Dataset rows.
"""
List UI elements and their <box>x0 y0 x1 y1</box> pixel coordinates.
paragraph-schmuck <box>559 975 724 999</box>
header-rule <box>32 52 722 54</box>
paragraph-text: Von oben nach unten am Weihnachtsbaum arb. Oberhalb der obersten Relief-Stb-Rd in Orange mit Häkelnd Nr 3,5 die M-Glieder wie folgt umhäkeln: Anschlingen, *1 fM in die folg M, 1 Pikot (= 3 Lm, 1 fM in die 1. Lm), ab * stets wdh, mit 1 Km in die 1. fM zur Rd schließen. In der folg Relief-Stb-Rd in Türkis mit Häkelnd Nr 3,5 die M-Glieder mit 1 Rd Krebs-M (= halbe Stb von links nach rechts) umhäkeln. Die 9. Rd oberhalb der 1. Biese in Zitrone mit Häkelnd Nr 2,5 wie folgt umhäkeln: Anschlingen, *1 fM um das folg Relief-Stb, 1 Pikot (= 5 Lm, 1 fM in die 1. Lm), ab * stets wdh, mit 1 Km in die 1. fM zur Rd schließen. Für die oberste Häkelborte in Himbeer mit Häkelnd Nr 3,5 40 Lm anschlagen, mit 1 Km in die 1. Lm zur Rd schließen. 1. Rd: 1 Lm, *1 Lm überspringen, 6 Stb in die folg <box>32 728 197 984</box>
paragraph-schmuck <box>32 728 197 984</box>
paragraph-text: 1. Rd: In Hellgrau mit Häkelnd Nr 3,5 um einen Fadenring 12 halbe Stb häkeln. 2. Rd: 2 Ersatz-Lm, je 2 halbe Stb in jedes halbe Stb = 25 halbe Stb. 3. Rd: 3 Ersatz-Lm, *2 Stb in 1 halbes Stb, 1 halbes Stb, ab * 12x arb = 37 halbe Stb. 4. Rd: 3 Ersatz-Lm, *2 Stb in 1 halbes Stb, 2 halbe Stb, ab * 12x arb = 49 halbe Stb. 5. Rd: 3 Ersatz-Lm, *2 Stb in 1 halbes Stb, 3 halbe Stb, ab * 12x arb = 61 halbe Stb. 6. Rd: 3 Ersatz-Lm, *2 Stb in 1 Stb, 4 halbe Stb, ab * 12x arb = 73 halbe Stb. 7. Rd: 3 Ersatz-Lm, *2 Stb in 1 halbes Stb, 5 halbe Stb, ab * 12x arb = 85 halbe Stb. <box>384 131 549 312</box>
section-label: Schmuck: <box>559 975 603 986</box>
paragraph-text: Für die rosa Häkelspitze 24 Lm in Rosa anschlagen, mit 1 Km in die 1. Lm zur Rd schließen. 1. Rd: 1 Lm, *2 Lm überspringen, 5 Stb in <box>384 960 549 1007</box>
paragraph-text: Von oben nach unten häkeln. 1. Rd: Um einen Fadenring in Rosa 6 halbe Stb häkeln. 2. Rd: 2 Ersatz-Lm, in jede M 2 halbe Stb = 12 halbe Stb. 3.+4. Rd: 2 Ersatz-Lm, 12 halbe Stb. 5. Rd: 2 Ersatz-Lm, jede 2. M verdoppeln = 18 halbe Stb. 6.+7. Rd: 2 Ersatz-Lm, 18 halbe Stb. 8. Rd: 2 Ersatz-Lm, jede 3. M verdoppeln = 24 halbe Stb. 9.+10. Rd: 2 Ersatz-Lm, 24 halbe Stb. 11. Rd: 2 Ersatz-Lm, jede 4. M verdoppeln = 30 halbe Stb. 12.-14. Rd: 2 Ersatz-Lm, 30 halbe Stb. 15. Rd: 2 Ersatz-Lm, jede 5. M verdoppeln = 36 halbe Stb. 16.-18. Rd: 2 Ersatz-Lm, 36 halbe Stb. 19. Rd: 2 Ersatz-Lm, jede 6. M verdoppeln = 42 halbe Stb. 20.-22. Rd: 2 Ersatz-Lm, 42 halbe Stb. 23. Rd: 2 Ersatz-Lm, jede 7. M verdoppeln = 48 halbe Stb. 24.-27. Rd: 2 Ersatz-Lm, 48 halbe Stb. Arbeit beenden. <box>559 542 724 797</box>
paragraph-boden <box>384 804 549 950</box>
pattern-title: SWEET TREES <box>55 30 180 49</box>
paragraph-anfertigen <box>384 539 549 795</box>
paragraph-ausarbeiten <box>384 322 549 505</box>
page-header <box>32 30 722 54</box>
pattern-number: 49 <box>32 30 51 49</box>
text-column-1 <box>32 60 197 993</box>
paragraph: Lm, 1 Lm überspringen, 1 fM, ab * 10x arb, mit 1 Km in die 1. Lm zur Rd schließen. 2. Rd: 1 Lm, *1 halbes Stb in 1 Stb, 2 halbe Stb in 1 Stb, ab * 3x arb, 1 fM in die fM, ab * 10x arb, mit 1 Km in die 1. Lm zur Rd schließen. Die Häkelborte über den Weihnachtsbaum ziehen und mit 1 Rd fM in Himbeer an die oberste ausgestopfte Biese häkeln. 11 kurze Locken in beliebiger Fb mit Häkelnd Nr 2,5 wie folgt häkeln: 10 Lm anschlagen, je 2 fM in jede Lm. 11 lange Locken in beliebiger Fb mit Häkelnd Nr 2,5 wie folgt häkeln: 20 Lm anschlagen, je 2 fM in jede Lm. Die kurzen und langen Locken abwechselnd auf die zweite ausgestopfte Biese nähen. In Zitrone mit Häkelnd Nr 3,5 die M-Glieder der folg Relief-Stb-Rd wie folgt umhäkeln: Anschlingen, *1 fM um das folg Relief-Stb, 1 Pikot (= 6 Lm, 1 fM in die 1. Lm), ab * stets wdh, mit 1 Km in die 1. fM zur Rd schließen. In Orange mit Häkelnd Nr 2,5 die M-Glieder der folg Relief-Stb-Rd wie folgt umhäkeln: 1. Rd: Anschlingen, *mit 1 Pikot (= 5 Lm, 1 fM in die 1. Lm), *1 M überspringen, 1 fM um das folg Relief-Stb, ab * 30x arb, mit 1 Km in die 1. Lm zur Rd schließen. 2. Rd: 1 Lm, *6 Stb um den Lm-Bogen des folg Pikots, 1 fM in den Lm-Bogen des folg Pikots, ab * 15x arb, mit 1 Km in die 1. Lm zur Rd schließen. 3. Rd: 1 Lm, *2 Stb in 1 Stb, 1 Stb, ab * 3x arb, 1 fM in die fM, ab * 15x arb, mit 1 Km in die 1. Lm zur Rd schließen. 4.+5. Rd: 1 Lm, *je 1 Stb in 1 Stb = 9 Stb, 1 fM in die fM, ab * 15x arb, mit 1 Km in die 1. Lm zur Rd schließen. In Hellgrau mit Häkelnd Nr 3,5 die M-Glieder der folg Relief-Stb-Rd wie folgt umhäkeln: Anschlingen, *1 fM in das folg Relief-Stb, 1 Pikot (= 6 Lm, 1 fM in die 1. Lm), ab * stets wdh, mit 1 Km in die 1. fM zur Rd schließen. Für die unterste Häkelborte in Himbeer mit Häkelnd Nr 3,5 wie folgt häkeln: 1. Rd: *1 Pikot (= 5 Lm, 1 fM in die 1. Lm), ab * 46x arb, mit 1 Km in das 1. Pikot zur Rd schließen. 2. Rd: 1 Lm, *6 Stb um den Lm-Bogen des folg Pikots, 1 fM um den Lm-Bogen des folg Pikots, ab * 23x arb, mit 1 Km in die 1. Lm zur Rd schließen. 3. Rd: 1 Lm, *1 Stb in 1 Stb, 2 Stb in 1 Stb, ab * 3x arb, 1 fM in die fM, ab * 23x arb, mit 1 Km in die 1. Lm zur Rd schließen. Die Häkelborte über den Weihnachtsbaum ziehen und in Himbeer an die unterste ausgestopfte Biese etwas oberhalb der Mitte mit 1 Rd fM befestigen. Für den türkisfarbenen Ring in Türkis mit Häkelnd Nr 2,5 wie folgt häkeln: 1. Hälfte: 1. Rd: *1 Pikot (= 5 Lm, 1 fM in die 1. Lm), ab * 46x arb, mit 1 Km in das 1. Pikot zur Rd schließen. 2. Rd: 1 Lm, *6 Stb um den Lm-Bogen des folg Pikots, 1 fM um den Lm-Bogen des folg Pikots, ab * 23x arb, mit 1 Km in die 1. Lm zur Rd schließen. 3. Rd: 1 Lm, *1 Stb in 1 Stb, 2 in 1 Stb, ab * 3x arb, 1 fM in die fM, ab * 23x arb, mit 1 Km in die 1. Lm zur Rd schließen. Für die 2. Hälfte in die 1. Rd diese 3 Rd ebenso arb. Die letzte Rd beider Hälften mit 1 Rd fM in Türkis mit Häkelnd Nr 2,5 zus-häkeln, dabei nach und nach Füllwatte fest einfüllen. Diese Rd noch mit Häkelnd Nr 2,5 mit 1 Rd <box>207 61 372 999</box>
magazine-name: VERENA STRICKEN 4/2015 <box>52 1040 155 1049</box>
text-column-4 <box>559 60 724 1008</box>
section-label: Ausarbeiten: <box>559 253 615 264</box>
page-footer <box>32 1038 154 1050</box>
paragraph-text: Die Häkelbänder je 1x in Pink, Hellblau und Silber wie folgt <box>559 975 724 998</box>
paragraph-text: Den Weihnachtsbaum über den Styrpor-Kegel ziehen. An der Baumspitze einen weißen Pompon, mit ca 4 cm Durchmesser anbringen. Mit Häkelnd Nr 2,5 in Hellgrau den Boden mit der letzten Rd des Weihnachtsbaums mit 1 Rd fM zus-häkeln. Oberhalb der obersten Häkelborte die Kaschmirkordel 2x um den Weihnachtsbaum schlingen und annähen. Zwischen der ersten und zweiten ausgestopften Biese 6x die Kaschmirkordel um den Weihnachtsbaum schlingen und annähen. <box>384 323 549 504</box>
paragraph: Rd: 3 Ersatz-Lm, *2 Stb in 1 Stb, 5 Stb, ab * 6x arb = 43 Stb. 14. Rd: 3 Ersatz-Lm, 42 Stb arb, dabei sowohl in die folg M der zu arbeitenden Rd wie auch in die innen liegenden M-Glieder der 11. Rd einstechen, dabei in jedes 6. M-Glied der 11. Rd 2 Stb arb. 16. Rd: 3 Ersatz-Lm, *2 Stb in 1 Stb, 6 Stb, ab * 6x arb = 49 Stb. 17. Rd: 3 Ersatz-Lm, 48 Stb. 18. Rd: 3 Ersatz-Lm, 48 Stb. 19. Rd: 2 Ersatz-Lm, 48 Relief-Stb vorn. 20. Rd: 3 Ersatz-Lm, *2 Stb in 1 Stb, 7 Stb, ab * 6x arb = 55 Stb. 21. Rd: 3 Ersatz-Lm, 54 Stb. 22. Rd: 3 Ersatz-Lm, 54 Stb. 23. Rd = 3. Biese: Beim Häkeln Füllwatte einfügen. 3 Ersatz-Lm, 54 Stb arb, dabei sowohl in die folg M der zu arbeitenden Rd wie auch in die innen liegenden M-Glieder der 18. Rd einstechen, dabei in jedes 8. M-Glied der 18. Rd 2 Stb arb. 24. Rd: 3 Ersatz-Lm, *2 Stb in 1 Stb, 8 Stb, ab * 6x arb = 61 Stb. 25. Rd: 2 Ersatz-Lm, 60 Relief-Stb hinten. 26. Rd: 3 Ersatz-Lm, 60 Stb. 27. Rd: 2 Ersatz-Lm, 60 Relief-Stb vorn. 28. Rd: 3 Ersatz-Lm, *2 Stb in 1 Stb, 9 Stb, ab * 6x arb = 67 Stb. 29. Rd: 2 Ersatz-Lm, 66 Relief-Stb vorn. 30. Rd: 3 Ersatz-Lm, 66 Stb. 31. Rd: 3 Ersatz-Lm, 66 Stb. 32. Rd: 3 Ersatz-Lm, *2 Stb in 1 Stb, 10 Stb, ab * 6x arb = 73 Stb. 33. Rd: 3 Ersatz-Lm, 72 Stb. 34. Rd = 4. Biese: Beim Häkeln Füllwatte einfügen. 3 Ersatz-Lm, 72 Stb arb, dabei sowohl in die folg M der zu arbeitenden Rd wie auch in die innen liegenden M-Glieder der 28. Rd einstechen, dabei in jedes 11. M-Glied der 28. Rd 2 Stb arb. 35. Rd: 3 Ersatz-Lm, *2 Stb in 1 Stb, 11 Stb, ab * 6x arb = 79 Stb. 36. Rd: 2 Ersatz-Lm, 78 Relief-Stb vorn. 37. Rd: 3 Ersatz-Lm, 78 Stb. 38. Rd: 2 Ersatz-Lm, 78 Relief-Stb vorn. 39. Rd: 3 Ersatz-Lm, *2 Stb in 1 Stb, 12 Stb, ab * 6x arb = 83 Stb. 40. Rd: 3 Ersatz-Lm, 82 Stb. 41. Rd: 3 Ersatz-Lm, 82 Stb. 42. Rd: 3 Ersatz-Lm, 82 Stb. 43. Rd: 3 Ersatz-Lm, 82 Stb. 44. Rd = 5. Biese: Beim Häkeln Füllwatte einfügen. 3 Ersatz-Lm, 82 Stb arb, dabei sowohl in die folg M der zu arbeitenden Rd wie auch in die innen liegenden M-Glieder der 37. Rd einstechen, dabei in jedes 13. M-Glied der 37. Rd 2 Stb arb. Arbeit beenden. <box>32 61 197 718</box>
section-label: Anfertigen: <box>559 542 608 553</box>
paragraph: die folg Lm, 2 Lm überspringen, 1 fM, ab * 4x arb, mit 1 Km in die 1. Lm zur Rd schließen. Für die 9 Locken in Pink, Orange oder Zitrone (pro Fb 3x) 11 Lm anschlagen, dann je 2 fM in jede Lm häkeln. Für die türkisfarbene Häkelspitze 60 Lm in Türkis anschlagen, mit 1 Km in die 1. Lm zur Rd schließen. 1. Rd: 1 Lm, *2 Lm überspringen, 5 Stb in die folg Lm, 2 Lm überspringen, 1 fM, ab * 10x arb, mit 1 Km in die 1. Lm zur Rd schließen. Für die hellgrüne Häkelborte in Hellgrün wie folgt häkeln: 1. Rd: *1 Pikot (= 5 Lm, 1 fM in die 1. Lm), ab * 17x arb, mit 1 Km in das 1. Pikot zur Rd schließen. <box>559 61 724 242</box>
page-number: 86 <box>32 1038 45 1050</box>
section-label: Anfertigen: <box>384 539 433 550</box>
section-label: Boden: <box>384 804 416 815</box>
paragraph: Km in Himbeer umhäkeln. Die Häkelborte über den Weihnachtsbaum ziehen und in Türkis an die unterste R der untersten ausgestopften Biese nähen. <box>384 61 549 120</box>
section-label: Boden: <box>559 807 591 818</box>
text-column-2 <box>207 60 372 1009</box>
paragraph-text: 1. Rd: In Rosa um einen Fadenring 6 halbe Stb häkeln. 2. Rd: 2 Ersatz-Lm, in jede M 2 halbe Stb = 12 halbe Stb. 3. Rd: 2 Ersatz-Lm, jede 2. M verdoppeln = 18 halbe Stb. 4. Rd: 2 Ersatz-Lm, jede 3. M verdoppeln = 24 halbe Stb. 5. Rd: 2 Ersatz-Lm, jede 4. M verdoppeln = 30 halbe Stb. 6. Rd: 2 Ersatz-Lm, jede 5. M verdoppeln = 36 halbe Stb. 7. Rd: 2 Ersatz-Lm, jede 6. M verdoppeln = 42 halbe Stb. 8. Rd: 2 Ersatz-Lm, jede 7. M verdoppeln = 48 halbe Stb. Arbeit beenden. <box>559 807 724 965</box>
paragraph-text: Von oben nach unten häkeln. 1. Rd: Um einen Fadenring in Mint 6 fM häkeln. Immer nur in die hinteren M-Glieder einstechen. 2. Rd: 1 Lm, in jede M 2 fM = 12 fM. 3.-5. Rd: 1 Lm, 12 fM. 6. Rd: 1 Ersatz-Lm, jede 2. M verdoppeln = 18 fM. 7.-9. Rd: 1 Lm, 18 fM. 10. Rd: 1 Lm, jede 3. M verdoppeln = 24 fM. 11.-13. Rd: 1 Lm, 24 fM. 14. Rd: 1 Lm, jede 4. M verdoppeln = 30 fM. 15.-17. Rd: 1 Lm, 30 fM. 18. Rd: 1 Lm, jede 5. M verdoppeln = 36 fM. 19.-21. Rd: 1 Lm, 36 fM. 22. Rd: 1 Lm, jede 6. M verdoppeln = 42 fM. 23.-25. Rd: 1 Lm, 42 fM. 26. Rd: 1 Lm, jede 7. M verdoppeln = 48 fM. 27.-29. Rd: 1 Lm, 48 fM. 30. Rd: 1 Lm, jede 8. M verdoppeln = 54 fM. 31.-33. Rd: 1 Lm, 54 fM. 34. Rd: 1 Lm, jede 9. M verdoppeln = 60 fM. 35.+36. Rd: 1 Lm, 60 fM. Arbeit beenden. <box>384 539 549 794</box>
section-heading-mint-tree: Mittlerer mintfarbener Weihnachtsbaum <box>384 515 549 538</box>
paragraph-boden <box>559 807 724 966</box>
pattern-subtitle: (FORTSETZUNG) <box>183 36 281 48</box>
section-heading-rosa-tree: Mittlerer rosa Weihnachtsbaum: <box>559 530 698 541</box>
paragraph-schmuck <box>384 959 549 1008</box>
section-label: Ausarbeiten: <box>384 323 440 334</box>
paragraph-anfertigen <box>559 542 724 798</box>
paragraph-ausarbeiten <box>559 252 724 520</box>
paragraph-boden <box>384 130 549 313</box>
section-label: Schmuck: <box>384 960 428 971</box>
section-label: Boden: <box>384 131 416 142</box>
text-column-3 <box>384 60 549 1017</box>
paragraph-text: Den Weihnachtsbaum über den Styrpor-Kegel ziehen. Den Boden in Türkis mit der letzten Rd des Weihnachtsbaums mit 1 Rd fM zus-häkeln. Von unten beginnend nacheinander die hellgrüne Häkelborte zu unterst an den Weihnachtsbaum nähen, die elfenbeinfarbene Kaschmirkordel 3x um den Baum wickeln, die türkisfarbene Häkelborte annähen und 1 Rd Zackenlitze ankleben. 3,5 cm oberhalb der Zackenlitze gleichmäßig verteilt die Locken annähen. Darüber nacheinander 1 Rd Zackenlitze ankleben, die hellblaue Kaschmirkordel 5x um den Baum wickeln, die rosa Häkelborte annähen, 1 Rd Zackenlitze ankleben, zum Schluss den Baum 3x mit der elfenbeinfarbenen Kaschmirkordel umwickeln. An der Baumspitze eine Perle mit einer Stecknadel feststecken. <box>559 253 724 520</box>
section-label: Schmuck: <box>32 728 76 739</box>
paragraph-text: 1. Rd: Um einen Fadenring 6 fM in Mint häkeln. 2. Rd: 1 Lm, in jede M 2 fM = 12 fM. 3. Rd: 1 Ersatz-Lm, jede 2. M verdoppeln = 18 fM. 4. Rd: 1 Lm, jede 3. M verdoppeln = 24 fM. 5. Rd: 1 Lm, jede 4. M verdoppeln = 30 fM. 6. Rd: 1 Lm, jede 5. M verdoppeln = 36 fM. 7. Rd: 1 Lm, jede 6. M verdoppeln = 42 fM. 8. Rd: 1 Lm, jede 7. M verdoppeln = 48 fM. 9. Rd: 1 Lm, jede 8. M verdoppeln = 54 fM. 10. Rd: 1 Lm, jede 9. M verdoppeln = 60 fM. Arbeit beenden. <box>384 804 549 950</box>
"""
Job. Turn the stretch of data from its start through the line containing "header-rule <box>32 52 722 54</box>" into a numbered list, leaving out any blank lines.

The solution.
1. List UI elements and their <box>x0 y0 x1 y1</box> pixel coordinates.
2. paragraph-schmuck <box>559 975 724 999</box>
3. header-rule <box>32 52 722 54</box>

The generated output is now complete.